* _RECORDS FOR THE EXERCISE_

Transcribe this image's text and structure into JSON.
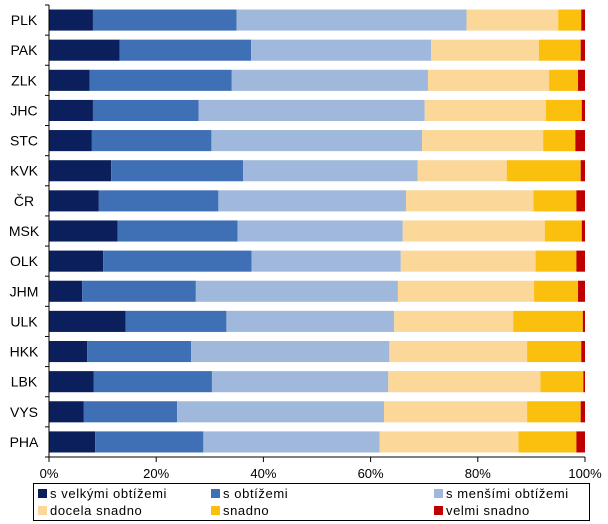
{
  "chart_data": {
    "type": "bar",
    "orientation": "horizontal",
    "stacked": "percent",
    "categories": [
      "PLK",
      "PAK",
      "ZLK",
      "JHC",
      "STC",
      "KVK",
      "ČR",
      "MSK",
      "OLK",
      "JHM",
      "ULK",
      "HKK",
      "LBK",
      "VYS",
      "PHA"
    ],
    "x_ticks": [
      "0%",
      "20%",
      "40%",
      "60%",
      "80%",
      "100%"
    ],
    "xlim": [
      0,
      100
    ],
    "grid": false,
    "legend_position": "bottom",
    "series": [
      {
        "name": "s velkými obtížemi",
        "color": "#0a1f5c",
        "values": [
          8.2,
          13.2,
          7.6,
          8.2,
          8.0,
          11.6,
          9.3,
          12.8,
          10.1,
          6.2,
          14.3,
          7.1,
          8.3,
          6.5,
          8.6
        ]
      },
      {
        "name": "s obtížemi",
        "color": "#3f6fb5",
        "values": [
          26.8,
          24.5,
          26.5,
          19.7,
          22.3,
          24.6,
          22.3,
          22.4,
          27.6,
          21.2,
          18.8,
          19.4,
          22.1,
          17.4,
          20.2
        ]
      },
      {
        "name": "s menšími obtížemi",
        "color": "#a0b8dc",
        "values": [
          42.9,
          33.6,
          36.6,
          42.2,
          39.3,
          32.6,
          35.0,
          30.8,
          27.8,
          37.7,
          31.3,
          37.0,
          32.9,
          38.6,
          32.9
        ]
      },
      {
        "name": "docela snadno",
        "color": "#fbd899",
        "values": [
          17.1,
          20.1,
          22.6,
          22.6,
          22.6,
          16.6,
          23.8,
          26.5,
          25.1,
          25.4,
          22.2,
          25.7,
          28.4,
          26.7,
          25.9
        ]
      },
      {
        "name": "snadno",
        "color": "#fbbf0e",
        "values": [
          4.3,
          7.8,
          5.4,
          6.7,
          6.0,
          13.8,
          8.0,
          6.9,
          7.6,
          8.2,
          13.0,
          10.1,
          8.0,
          10.0,
          10.8
        ]
      },
      {
        "name": "velmi snadno",
        "color": "#c00000",
        "values": [
          0.7,
          0.8,
          1.3,
          0.6,
          1.8,
          0.8,
          1.6,
          0.6,
          1.6,
          1.3,
          0.4,
          0.7,
          0.3,
          0.8,
          1.6
        ]
      }
    ]
  }
}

* _SET TASK_
Go through the data above and find the lines with the word "obtížemi". Copy each of those lines.

* _RESULT OF THE EXERCISE_
        "name": "s velkými obtížemi",
        "name": "s obtížemi",
        "name": "s menšími obtížemi",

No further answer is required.